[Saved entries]
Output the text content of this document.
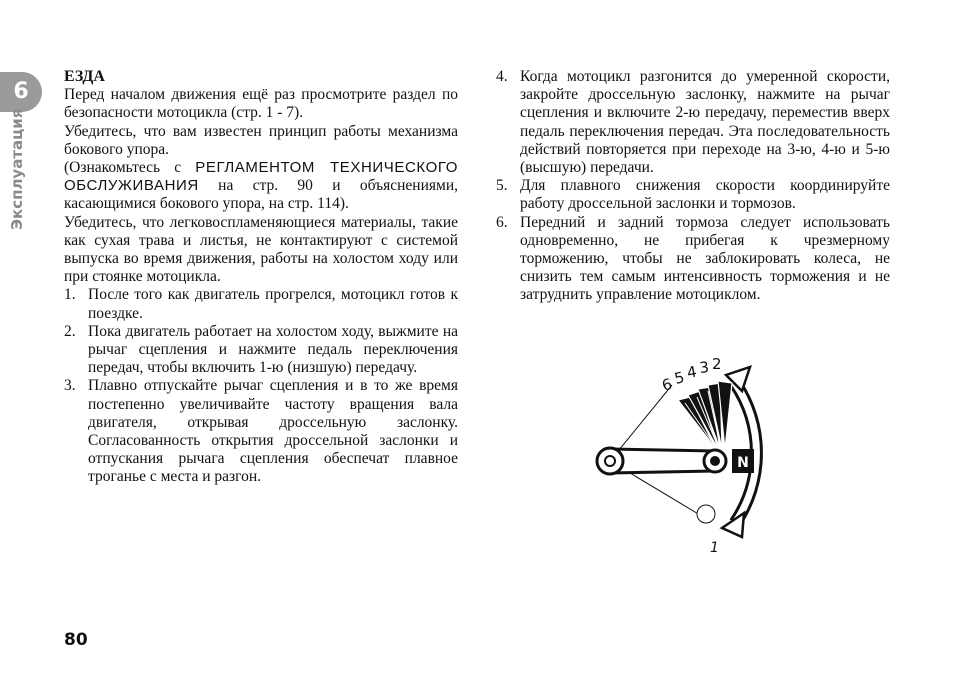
6
Эксплуатация

ЕЗДА

Перед началом движения ещё раз просмотрите раздел по безопасности мотоцикла (стр. 1 - 7).

Убедитесь, что вам известен принцип работы механизма бокового упора.

(Ознакомьтесь с РЕГЛАМЕНТОМ ТЕХНИЧЕСКОГО ОБСЛУЖИВАНИЯ на стр. 90 и объяснениями, касающимися бокового упора, на стр. 114).

Убедитесь, что легковоспламеняющиеся материалы, такие как сухая трава и листья, не контактируют с системой выпуска во время движения, работы на холостом ходу или при стоянке мотоцикла.

1. После того как двигатель прогрелся, мотоцикл готов к поездке.
2. Пока двигатель работает на холостом ходу, выжмите на рычаг сцепления и нажмите педаль переключения передач, чтобы включить 1-ю (низшую) передачу.
3. Плавно отпускайте рычаг сцепления и в то же время постепенно увеличивайте частоту вращения вала двигателя, открывая дроссельную заслонку. Согласованность открытия дроссельной заслонки и отпускания рычага сцепления обеспечат плавное троганье с места и разгон.
4. Когда мотоцикл разгонится до умеренной скорости, закройте дроссельную заслонку, нажмите на рычаг сцепления и включите 2-ю передачу, переместив вверх педаль переключения передач. Эта последовательность действий повторяется при переходе на 3-ю, 4-ю и 5-ю (высшую) передачи.
5. Для плавного снижения скорости координируйте работу дроссельной заслонки и тормозов.
6. Передний и задний тормоза следует использовать одновременно, не прибегая к чрезмерному торможению, чтобы не заблокировать колеса, не снизить тем самым интенсивность торможения и не затруднить управление мотоциклом.
N
6
5 4 3 2
1
80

_Exercise directions_.
Copy the lines from the entries above in which the word "рычаг" appears.

_Worked solution_.
2. Пока двигатель работает на холостом ходу, выжмите на рычаг сцепления и нажмите педаль переключения передач, чтобы включить 1-ю (низшую) передачу.
3. Плавно отпускайте рычаг сцепления и в то же время постепенно увеличивайте частоту вращения вала двигателя, открывая дроссельную заслонку. Согласованность открытия дроссельной заслонки и отпускания рычага сцепления обеспечат плавное троганье с места и разгон.
4. Когда мотоцикл разгонится до умеренной скорости, закройте дроссельную заслонку, нажмите на рычаг сцепления и включите 2-ю передачу, переместив вверх педаль переключения передач. Эта последовательность действий повторяется при переходе на 3-ю, 4-ю и 5-ю (высшую) передачи.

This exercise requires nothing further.